THE TASK | Show each line of the records that contains the string "elements". Case counts.

RECORDS TO PROCESS |
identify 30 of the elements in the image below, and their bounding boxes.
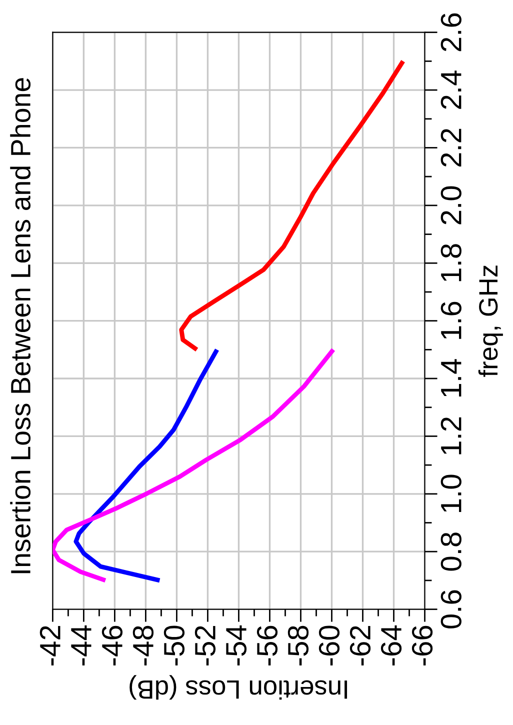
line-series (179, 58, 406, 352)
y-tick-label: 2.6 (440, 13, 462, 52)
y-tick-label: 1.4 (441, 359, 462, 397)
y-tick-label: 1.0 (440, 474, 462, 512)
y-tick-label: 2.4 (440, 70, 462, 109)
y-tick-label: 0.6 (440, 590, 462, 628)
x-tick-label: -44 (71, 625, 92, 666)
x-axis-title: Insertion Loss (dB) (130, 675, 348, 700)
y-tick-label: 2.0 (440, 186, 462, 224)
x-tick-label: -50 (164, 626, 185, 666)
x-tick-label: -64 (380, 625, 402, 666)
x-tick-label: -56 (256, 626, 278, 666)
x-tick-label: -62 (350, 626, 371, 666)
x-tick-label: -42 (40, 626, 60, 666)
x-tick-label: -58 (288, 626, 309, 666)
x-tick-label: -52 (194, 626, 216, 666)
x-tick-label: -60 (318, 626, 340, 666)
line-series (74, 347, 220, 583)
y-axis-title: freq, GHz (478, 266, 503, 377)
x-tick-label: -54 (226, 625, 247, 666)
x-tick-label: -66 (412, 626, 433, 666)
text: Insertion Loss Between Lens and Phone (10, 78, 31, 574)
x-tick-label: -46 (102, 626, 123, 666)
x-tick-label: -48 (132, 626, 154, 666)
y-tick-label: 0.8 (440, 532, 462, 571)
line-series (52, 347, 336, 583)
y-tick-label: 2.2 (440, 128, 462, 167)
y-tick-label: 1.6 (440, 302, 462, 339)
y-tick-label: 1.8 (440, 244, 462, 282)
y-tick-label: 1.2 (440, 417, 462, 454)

...

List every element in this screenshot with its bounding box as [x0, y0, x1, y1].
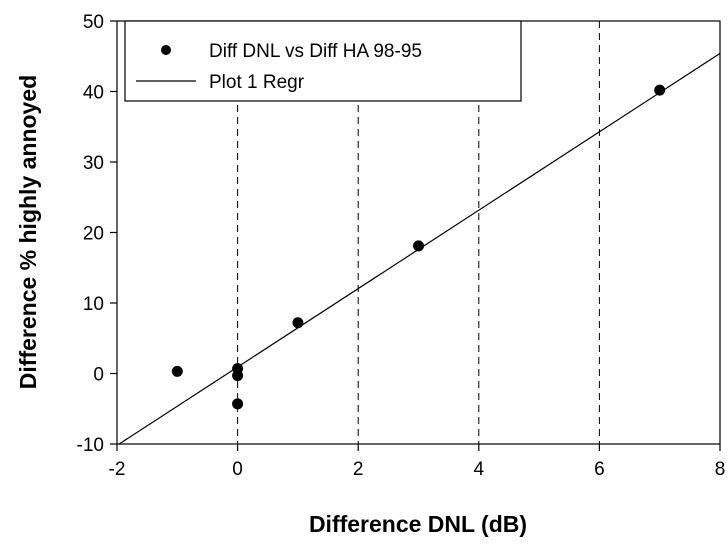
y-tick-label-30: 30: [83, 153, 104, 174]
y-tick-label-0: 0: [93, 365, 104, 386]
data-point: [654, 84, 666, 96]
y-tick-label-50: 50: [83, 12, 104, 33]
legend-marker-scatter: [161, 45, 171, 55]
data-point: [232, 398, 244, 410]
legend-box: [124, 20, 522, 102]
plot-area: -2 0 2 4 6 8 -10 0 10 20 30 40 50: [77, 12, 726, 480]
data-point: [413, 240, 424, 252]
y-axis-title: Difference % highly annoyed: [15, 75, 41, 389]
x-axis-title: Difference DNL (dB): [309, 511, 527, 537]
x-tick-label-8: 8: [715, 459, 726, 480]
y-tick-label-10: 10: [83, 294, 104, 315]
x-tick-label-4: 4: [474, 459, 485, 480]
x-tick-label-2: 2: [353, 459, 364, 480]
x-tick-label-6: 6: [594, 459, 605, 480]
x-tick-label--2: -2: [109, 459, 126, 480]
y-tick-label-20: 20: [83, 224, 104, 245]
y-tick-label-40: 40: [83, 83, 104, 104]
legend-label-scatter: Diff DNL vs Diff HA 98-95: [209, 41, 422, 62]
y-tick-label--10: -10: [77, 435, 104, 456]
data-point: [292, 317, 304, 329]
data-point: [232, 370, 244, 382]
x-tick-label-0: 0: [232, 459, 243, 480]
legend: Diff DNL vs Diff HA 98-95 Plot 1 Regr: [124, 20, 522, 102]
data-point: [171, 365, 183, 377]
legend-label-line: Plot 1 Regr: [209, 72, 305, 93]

---

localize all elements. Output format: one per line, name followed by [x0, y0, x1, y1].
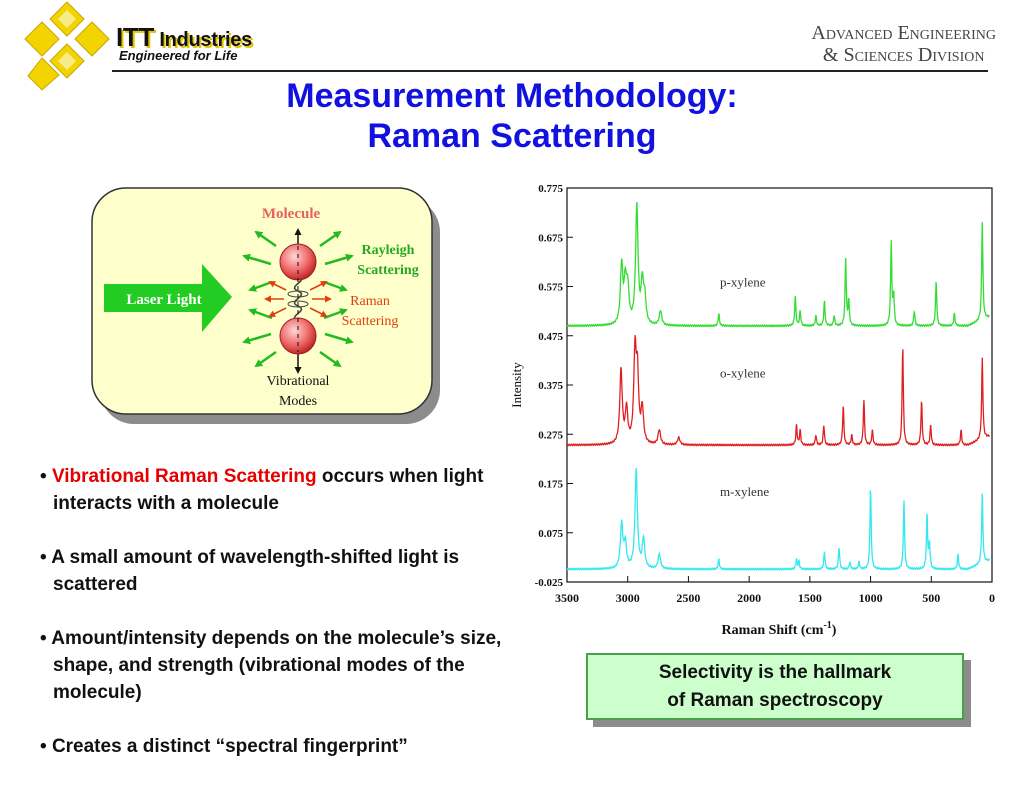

TASK ANSWER |
identify 30 of the elements in the image below, and their bounding boxes.
localize all elements. Output format: one per line, name followed by [x0, y0, x1, y1].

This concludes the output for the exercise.